▸ **TASK TO COMPLETE**
Every line of the material is to be quoted verbatim, minus the pictures.

start ENTRIES

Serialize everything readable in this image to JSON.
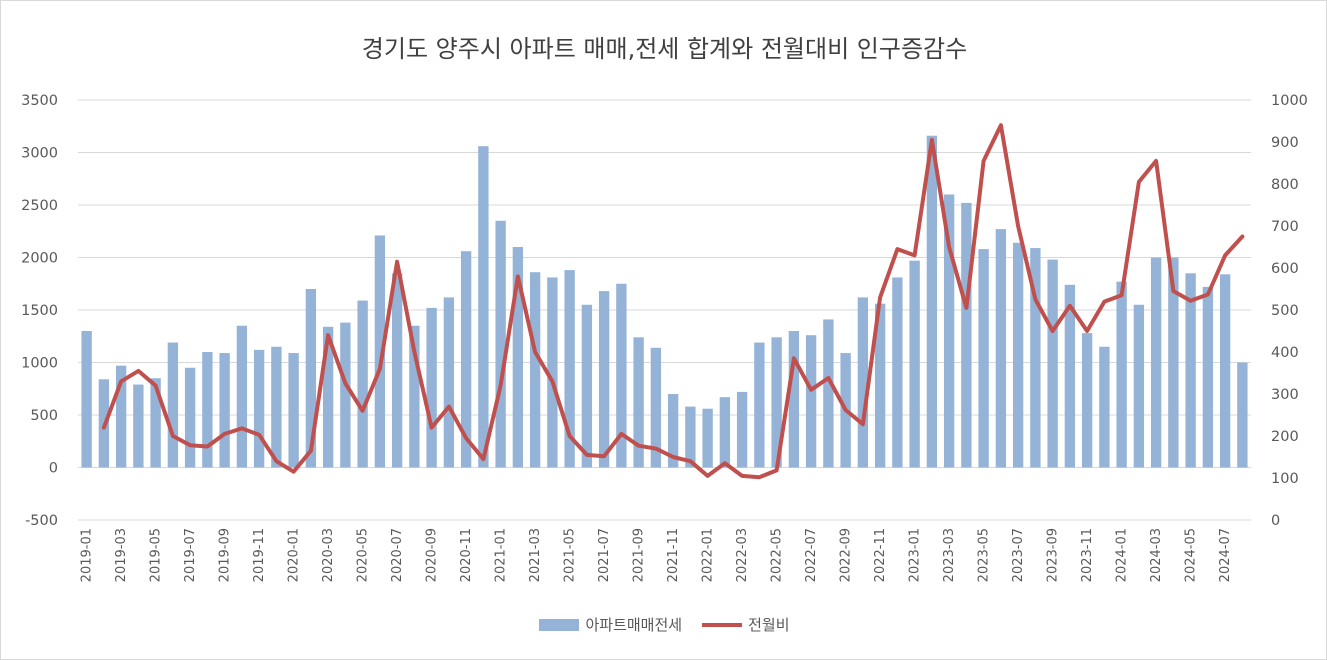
{
  "chart_data": {
    "type": "bar",
    "title": "경기도 양주시 아파트 매매,전세 합계와 전월대비 인구증감수",
    "xlabel": "",
    "ylabel": "",
    "categories": [
      "2019-01",
      "2019-02",
      "2019-03",
      "2019-04",
      "2019-05",
      "2019-06",
      "2019-07",
      "2019-08",
      "2019-09",
      "2019-10",
      "2019-11",
      "2019-12",
      "2020-01",
      "2020-02",
      "2020-03",
      "2020-04",
      "2020-05",
      "2020-06",
      "2020-07",
      "2020-08",
      "2020-09",
      "2020-10",
      "2020-11",
      "2020-12",
      "2021-01",
      "2021-02",
      "2021-03",
      "2021-04",
      "2021-05",
      "2021-06",
      "2021-07",
      "2021-08",
      "2021-09",
      "2021-10",
      "2021-11",
      "2021-12",
      "2022-01",
      "2022-02",
      "2022-03",
      "2022-04",
      "2022-05",
      "2022-06",
      "2022-07",
      "2022-08",
      "2022-09",
      "2022-10",
      "2022-11",
      "2022-12",
      "2023-01",
      "2023-02",
      "2023-03",
      "2023-04",
      "2023-05",
      "2023-06",
      "2023-07",
      "2023-08",
      "2023-09",
      "2023-10",
      "2023-11",
      "2023-12",
      "2024-01",
      "2024-02",
      "2024-03",
      "2024-04",
      "2024-05",
      "2024-06",
      "2024-07",
      "2024-08"
    ],
    "x_tick_labels": [
      "2019-01",
      "2019-03",
      "2019-05",
      "2019-07",
      "2019-09",
      "2019-11",
      "2020-01",
      "2020-03",
      "2020-05",
      "2020-07",
      "2020-09",
      "2020-11",
      "2021-01",
      "2021-03",
      "2021-05",
      "2021-07",
      "2021-09",
      "2021-11",
      "2022-01",
      "2022-03",
      "2022-05",
      "2022-07",
      "2022-09",
      "2022-11",
      "2023-01",
      "2023-03",
      "2023-05",
      "2023-07",
      "2023-09",
      "2023-11",
      "2024-01",
      "2024-03",
      "2024-05",
      "2024-07"
    ],
    "series": [
      {
        "name": "아파트매매전세",
        "type": "bar",
        "axis": "left",
        "color": "#95b3d7",
        "values": [
          1300,
          840,
          970,
          790,
          850,
          1190,
          950,
          1100,
          1090,
          1350,
          1120,
          1150,
          1090,
          1700,
          1340,
          1380,
          1590,
          2210,
          1850,
          1350,
          1520,
          1620,
          2060,
          3060,
          2350,
          2100,
          1860,
          1810,
          1880,
          1550,
          1680,
          1750,
          1240,
          1140,
          700,
          580,
          560,
          670,
          720,
          1190,
          1240,
          1300,
          1260,
          1410,
          1090,
          1620,
          1560,
          1810,
          1970,
          3160,
          2600,
          2520,
          2080,
          2270,
          2140,
          2090,
          1980,
          1740,
          1280,
          1150,
          1770,
          1550,
          2000,
          2000,
          1850,
          1720,
          1840,
          1000
        ]
      },
      {
        "name": "전월비",
        "type": "line",
        "axis": "right",
        "color": "#c0504d",
        "values": [
          null,
          220,
          330,
          355,
          320,
          200,
          178,
          175,
          205,
          218,
          203,
          140,
          115,
          165,
          440,
          325,
          260,
          360,
          615,
          400,
          220,
          270,
          195,
          145,
          320,
          580,
          400,
          330,
          200,
          155,
          152,
          205,
          177,
          170,
          150,
          140,
          105,
          135,
          105,
          102,
          118,
          385,
          310,
          338,
          262,
          228,
          530,
          645,
          630,
          905,
          650,
          505,
          855,
          940,
          700,
          525,
          450,
          510,
          450,
          520,
          535,
          805,
          855,
          545,
          522,
          537,
          630,
          675
        ]
      }
    ],
    "y_left_ticks": [
      "3500",
      "3000",
      "2500",
      "2000",
      "1500",
      "1000",
      "500",
      "0",
      "-500"
    ],
    "y_right_ticks": [
      "1000",
      "900",
      "800",
      "700",
      "600",
      "500",
      "400",
      "300",
      "200",
      "100",
      "0"
    ],
    "ylim_left": [
      -500,
      3500
    ],
    "ylim_right": [
      0,
      1000
    ],
    "grid": true,
    "legend_position": "bottom"
  },
  "legend": {
    "bar_label": "아파트매매전세",
    "line_label": "전월비"
  }
}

end ENTRIES

▸ **RESPONSE**
Serialize everything readable in this image to JSON.
{
  "chart_data": {
    "type": "bar",
    "title": "경기도 양주시 아파트 매매,전세 합계와 전월대비 인구증감수",
    "xlabel": "",
    "ylabel": "",
    "categories": [
      "2019-01",
      "2019-02",
      "2019-03",
      "2019-04",
      "2019-05",
      "2019-06",
      "2019-07",
      "2019-08",
      "2019-09",
      "2019-10",
      "2019-11",
      "2019-12",
      "2020-01",
      "2020-02",
      "2020-03",
      "2020-04",
      "2020-05",
      "2020-06",
      "2020-07",
      "2020-08",
      "2020-09",
      "2020-10",
      "2020-11",
      "2020-12",
      "2021-01",
      "2021-02",
      "2021-03",
      "2021-04",
      "2021-05",
      "2021-06",
      "2021-07",
      "2021-08",
      "2021-09",
      "2021-10",
      "2021-11",
      "2021-12",
      "2022-01",
      "2022-02",
      "2022-03",
      "2022-04",
      "2022-05",
      "2022-06",
      "2022-07",
      "2022-08",
      "2022-09",
      "2022-10",
      "2022-11",
      "2022-12",
      "2023-01",
      "2023-02",
      "2023-03",
      "2023-04",
      "2023-05",
      "2023-06",
      "2023-07",
      "2023-08",
      "2023-09",
      "2023-10",
      "2023-11",
      "2023-12",
      "2024-01",
      "2024-02",
      "2024-03",
      "2024-04",
      "2024-05",
      "2024-06",
      "2024-07",
      "2024-08"
    ],
    "x_tick_labels": [
      "2019-01",
      "2019-03",
      "2019-05",
      "2019-07",
      "2019-09",
      "2019-11",
      "2020-01",
      "2020-03",
      "2020-05",
      "2020-07",
      "2020-09",
      "2020-11",
      "2021-01",
      "2021-03",
      "2021-05",
      "2021-07",
      "2021-09",
      "2021-11",
      "2022-01",
      "2022-03",
      "2022-05",
      "2022-07",
      "2022-09",
      "2022-11",
      "2023-01",
      "2023-03",
      "2023-05",
      "2023-07",
      "2023-09",
      "2023-11",
      "2024-01",
      "2024-03",
      "2024-05",
      "2024-07"
    ],
    "series": [
      {
        "name": "아파트매매전세",
        "type": "bar",
        "axis": "left",
        "color": "#95b3d7",
        "values": [
          1300,
          840,
          970,
          790,
          850,
          1190,
          950,
          1100,
          1090,
          1350,
          1120,
          1150,
          1090,
          1700,
          1340,
          1380,
          1590,
          2210,
          1850,
          1350,
          1520,
          1620,
          2060,
          3060,
          2350,
          2100,
          1860,
          1810,
          1880,
          1550,
          1680,
          1750,
          1240,
          1140,
          700,
          580,
          560,
          670,
          720,
          1190,
          1240,
          1300,
          1260,
          1410,
          1090,
          1620,
          1560,
          1810,
          1970,
          3160,
          2600,
          2520,
          2080,
          2270,
          2140,
          2090,
          1980,
          1740,
          1280,
          1150,
          1770,
          1550,
          2000,
          2000,
          1850,
          1720,
          1840,
          1000
        ]
      },
      {
        "name": "전월비",
        "type": "line",
        "axis": "right",
        "color": "#c0504d",
        "values": [
          null,
          220,
          330,
          355,
          320,
          200,
          178,
          175,
          205,
          218,
          203,
          140,
          115,
          165,
          440,
          325,
          260,
          360,
          615,
          400,
          220,
          270,
          195,
          145,
          320,
          580,
          400,
          330,
          200,
          155,
          152,
          205,
          177,
          170,
          150,
          140,
          105,
          135,
          105,
          102,
          118,
          385,
          310,
          338,
          262,
          228,
          530,
          645,
          630,
          905,
          650,
          505,
          855,
          940,
          700,
          525,
          450,
          510,
          450,
          520,
          535,
          805,
          855,
          545,
          522,
          537,
          630,
          675
        ]
      }
    ],
    "y_left_ticks": [
      "3500",
      "3000",
      "2500",
      "2000",
      "1500",
      "1000",
      "500",
      "0",
      "-500"
    ],
    "y_right_ticks": [
      "1000",
      "900",
      "800",
      "700",
      "600",
      "500",
      "400",
      "300",
      "200",
      "100",
      "0"
    ],
    "ylim_left": [
      -500,
      3500
    ],
    "ylim_right": [
      0,
      1000
    ],
    "grid": true,
    "legend_position": "bottom"
  },
  "legend": {
    "bar_label": "아파트매매전세",
    "line_label": "전월비"
  }
}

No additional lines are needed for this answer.